**What the exercise asks**
Reproduce only the lines that run from the line with "Extract all readable text from this page." to the last line of the material, both ends included, exactly as they appear.

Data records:
====
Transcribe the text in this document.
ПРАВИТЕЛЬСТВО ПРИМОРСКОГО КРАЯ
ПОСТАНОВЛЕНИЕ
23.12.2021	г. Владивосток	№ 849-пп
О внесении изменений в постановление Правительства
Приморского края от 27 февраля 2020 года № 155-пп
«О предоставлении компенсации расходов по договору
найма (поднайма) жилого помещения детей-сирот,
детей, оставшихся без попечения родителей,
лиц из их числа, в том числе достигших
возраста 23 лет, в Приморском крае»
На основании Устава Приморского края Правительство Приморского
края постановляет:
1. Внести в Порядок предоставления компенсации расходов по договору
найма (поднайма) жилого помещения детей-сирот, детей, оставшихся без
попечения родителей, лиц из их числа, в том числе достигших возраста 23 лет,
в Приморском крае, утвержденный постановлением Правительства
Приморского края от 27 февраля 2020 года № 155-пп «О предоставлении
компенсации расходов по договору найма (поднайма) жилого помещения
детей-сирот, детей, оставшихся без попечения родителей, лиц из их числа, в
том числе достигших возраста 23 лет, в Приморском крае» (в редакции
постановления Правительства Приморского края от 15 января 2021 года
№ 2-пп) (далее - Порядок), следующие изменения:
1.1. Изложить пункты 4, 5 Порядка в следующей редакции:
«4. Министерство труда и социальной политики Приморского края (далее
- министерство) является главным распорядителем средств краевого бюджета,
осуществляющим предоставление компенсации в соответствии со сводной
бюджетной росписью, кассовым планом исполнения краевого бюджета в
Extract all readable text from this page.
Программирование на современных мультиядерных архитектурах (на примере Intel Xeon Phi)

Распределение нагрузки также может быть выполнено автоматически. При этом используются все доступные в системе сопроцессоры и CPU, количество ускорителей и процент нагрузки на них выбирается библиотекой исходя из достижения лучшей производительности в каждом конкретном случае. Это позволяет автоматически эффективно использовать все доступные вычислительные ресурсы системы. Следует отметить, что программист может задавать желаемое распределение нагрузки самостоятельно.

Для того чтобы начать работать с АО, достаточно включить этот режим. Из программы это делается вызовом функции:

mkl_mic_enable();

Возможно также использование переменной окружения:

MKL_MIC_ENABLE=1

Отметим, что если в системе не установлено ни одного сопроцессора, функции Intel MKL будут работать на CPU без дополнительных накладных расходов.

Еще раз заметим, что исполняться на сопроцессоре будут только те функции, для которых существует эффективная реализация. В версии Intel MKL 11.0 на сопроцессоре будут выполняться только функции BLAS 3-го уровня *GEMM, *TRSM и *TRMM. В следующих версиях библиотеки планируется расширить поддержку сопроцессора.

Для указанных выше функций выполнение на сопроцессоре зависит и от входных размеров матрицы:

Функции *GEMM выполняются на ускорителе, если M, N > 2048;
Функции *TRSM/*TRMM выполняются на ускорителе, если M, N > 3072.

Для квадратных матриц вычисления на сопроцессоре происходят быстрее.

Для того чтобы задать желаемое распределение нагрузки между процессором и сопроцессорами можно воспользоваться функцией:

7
====
**Exercise output**
Extract all readable text from this page.
Программирование на современных мультиядерных архитектурах (на примере Intel Xeon Phi)

Распределение нагрузки также может быть выполнено автоматически. При этом используются все доступные в системе сопроцессоры и CPU, количество ускорителей и процент нагрузки на них выбирается библиотекой исходя из достижения лучшей производительности в каждом конкретном случае. Это позволяет автоматически эффективно использовать все доступные вычислительные ресурсы системы. Следует отметить, что программист может задавать желаемое распределение нагрузки самостоятельно.

Для того чтобы начать работать с АО, достаточно включить этот режим. Из программы это делается вызовом функции:

mkl_mic_enable();

Возможно также использование переменной окружения:

MKL_MIC_ENABLE=1

Отметим, что если в системе не установлено ни одного сопроцессора, функции Intel MKL будут работать на CPU без дополнительных накладных расходов.

Еще раз заметим, что исполняться на сопроцессоре будут только те функции, для которых существует эффективная реализация. В версии Intel MKL 11.0 на сопроцессоре будут выполняться только функции BLAS 3-го уровня *GEMM, *TRSM и *TRMM. В следующих версиях библиотеки планируется расширить поддержку сопроцессора.

Для указанных выше функций выполнение на сопроцессоре зависит и от входных размеров матрицы:

Функции *GEMM выполняются на ускорителе, если M, N > 2048;
Функции *TRSM/*TRMM выполняются на ускорителе, если M, N > 3072.

Для квадратных матриц вычисления на сопроцессоре происходят быстрее.

Для того чтобы задать желаемое распределение нагрузки между процессором и сопроцессорами можно воспользоваться функцией:

7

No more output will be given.